#### Отрывок:
Стройность, с которой ассоциации вели все это движение, да­вала отдаленное представление о том, чего их деятельность могла бы достигнуть, если бы она была всегда скоординирована и под­чинялась единому импульсу. Идеи такого рода уже зрели в со­знании главарей бирмингемской организации. И когда «план» оказался принятым достаточным числом городов, то Шнедгорст нашел, что настал момент слить ассоциации в единую организа­цию.

Циркуляр Бирмингемской ассоциации, обращенный ко всем либеральным организациям, построенным на «представительных началах», предложил этим организациям прислать в Бирмингем делегатов для обсуждения проекта их объединения. Около ста ассоциаций ответило на этот призыв, и 3 1 мая 1877 г. в Бирмин­геме открылась конференция под председательством Джозефа Чемберлэна.

В хорошо построенной речи Чемберлэн доказывал пользу и необходимость новой организации, указывая, что при данных политических условиях стало необходимым «ввести массы (весь народ — 1Ье реор!е а! 1агде) в советы партии и дать им место в управлении ею». «Отсюда новый строй Бирмингемской ассоциа­ции. Страна покроется сетью ассоциаций, построенных на одно­родных основах, а все они будут объединены организацией, ко­торая образует подлинно либеральный парламент за пределами законодательных учреждений, парламент, избранный не как эти последние учреждения, а всеобщим голосованием. Его задачей будет не столько утверждение нового либерального, как сообщение либеральной политике большей определенности и большей решительности действий. События последних лет слиш­ком ясно доказали, что официальные лидеры последними отдают себе отчет в состоянии общественного мнения. Целью и заслугой новой организации явится придание общественному мнению си­лы и выразительности».

Оба центральные пункта этой речи: право «народа» на непосред­ственную инициативу в выборе людей и мероприятий, с одной сто­роны, и несостоятельность традиционных лидеров, с другой, были еще более подчеркнуты в горячей речи следующего оратора — В.Гарриса, автора «Бирмингемского плана». «После распростране­ния избирательного права на городские массы недопустимо, чтобы лидеры продолжали выписывать на население провинции векселя с оплатой их в форме агитации по определенному поводу через два месяца. Народ должен сам решать, по какому поводу и когда начи­нать агитацию. Вот это-то дело агитации «со всем авторитетом го­лоса нации» и возьмет на себя предполагаемая федерация».

#### Исходные строки:
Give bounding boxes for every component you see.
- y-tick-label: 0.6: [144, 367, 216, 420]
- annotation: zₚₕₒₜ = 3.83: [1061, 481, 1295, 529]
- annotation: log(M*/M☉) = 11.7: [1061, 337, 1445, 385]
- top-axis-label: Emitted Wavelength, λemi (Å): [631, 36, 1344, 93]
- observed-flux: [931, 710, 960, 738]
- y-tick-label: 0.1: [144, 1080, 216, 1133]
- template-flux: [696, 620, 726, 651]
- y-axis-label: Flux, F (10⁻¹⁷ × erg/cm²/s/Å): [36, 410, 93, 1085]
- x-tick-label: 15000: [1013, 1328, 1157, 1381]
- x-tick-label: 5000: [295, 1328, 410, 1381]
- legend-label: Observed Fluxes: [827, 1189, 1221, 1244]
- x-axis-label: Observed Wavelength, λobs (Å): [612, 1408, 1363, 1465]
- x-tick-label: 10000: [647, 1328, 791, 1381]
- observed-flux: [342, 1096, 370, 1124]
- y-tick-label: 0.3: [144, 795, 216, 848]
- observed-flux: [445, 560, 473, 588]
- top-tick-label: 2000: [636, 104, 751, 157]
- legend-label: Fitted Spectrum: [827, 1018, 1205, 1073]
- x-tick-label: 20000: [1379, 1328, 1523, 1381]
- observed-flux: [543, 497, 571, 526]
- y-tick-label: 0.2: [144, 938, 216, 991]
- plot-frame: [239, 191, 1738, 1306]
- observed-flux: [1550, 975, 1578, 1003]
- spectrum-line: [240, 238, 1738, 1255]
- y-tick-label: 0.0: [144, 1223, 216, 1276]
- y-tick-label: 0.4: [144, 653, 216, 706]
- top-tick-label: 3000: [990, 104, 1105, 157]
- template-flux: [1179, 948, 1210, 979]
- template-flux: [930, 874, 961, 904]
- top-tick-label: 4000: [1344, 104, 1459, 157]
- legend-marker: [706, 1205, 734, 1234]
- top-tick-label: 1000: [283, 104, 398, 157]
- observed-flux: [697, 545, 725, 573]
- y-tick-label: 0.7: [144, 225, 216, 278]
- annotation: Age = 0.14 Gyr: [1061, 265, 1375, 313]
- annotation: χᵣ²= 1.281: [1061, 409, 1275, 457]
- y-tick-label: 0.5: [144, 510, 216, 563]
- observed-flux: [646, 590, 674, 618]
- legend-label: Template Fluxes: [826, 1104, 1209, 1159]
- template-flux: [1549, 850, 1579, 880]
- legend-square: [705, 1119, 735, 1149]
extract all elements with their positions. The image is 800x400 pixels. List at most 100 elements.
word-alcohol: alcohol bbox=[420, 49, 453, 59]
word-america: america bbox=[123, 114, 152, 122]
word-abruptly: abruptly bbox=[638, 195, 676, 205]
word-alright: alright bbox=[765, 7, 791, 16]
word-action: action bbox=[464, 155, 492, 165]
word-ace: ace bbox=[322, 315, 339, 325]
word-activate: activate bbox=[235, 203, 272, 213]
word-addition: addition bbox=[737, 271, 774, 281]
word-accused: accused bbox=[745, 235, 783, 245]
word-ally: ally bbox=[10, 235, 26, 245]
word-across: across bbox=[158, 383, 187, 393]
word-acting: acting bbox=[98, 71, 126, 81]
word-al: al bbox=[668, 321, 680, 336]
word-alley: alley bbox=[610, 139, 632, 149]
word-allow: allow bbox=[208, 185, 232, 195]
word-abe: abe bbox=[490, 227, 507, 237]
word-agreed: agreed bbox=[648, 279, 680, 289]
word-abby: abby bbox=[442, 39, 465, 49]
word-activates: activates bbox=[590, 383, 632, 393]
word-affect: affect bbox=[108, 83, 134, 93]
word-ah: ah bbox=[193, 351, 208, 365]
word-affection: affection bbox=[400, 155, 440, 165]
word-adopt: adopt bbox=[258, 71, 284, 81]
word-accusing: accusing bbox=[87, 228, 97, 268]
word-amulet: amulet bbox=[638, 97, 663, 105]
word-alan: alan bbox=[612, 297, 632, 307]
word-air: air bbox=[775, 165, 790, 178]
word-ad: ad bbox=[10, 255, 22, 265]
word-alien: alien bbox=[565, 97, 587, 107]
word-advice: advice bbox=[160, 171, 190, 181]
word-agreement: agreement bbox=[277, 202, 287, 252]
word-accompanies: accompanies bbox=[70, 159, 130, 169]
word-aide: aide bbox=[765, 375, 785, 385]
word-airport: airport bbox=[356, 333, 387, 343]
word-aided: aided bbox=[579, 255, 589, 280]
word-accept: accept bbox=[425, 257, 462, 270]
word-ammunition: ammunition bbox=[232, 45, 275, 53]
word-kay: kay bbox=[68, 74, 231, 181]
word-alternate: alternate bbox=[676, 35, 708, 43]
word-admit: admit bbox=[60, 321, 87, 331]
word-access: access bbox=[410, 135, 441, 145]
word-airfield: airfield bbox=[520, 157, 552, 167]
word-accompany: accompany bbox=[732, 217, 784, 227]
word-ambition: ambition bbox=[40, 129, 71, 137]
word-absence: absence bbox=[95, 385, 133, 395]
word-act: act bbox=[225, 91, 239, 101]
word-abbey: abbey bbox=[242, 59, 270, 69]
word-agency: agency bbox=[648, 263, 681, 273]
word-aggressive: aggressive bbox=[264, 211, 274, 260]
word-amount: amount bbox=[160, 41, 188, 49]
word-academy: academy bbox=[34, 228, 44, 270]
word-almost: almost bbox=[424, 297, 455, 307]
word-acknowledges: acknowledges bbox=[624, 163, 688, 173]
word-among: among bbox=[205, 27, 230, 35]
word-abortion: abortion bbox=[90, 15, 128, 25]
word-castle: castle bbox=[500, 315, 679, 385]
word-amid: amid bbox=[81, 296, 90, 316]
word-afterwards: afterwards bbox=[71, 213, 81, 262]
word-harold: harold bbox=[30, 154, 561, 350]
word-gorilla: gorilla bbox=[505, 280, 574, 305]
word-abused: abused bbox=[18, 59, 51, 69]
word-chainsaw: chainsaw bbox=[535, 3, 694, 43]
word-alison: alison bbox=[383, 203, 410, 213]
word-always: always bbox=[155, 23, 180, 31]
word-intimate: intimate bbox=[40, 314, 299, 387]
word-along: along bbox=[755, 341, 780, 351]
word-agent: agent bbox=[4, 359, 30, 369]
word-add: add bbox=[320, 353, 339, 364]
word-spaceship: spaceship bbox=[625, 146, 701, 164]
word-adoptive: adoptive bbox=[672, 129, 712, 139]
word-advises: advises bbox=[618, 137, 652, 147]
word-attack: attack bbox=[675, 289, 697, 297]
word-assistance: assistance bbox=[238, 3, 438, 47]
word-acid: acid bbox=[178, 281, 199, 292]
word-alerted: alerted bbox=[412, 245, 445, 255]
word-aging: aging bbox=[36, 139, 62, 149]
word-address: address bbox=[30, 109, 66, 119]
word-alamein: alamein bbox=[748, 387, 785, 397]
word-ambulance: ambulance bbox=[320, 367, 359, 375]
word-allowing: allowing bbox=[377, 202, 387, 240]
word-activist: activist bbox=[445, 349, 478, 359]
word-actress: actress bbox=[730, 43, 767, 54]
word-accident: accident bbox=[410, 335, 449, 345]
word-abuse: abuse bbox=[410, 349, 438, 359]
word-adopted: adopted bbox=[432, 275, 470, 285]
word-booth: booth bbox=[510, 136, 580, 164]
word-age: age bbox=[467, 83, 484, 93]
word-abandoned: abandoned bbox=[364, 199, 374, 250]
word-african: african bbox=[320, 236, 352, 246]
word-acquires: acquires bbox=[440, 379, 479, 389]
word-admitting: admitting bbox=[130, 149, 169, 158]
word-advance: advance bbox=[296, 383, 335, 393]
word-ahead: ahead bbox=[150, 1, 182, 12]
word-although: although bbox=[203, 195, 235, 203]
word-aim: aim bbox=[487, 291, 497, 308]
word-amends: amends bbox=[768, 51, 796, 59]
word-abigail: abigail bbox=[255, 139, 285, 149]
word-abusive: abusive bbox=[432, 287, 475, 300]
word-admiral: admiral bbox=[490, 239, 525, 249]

#### Список заданий:
1. Кто председательствовал на конференции в Бирмингеме, согласно отрывку о либеральных ассоциациях?
2. Напишите продолжение отрывка о либеральных ассоциациях, начиная после его последнего предложения.

#### Ответы на задания:
1. Джозеф Чемберлэн.

2.
Таким образом, с образованием Бирмингемской федерации внеконституционная организация, не раз выступавшая на полити­ческой арене Англии, вступала в новую фазу: возникал в качестве постоянной организации «парламент за пределами имперских законодательных учреждений», противостоящий государственной власти, установленной конституцией, и опирающийся на более широкую базу, чем Палата общин, построенная на ограниченном избирательном праве, То выразитель, то возбудитель общественного мнения, свободный парламент брал на себя все дело политической агитации по всем вопросам, как возникшим, так и могущим возникнуть впредь; к органам власти исполнительной и власти законодательной в политическом строе страны присоединялся новый орган -- агитационный. Этот проект организации, который влек за собой столь глубокое изменение в функционировании государственной машины, почти не подвергался обсуждению. Демократический энтузиазм, воодушевлявший собрание, заста­вил смолкнуть немногочисленные возражения и оговорки. Про­ект был принят, и Национальная Федерация Либеральных Ассо­циаций, вскоре названная для краткости Национальной Либераль­ной Федерацией, была учреждена.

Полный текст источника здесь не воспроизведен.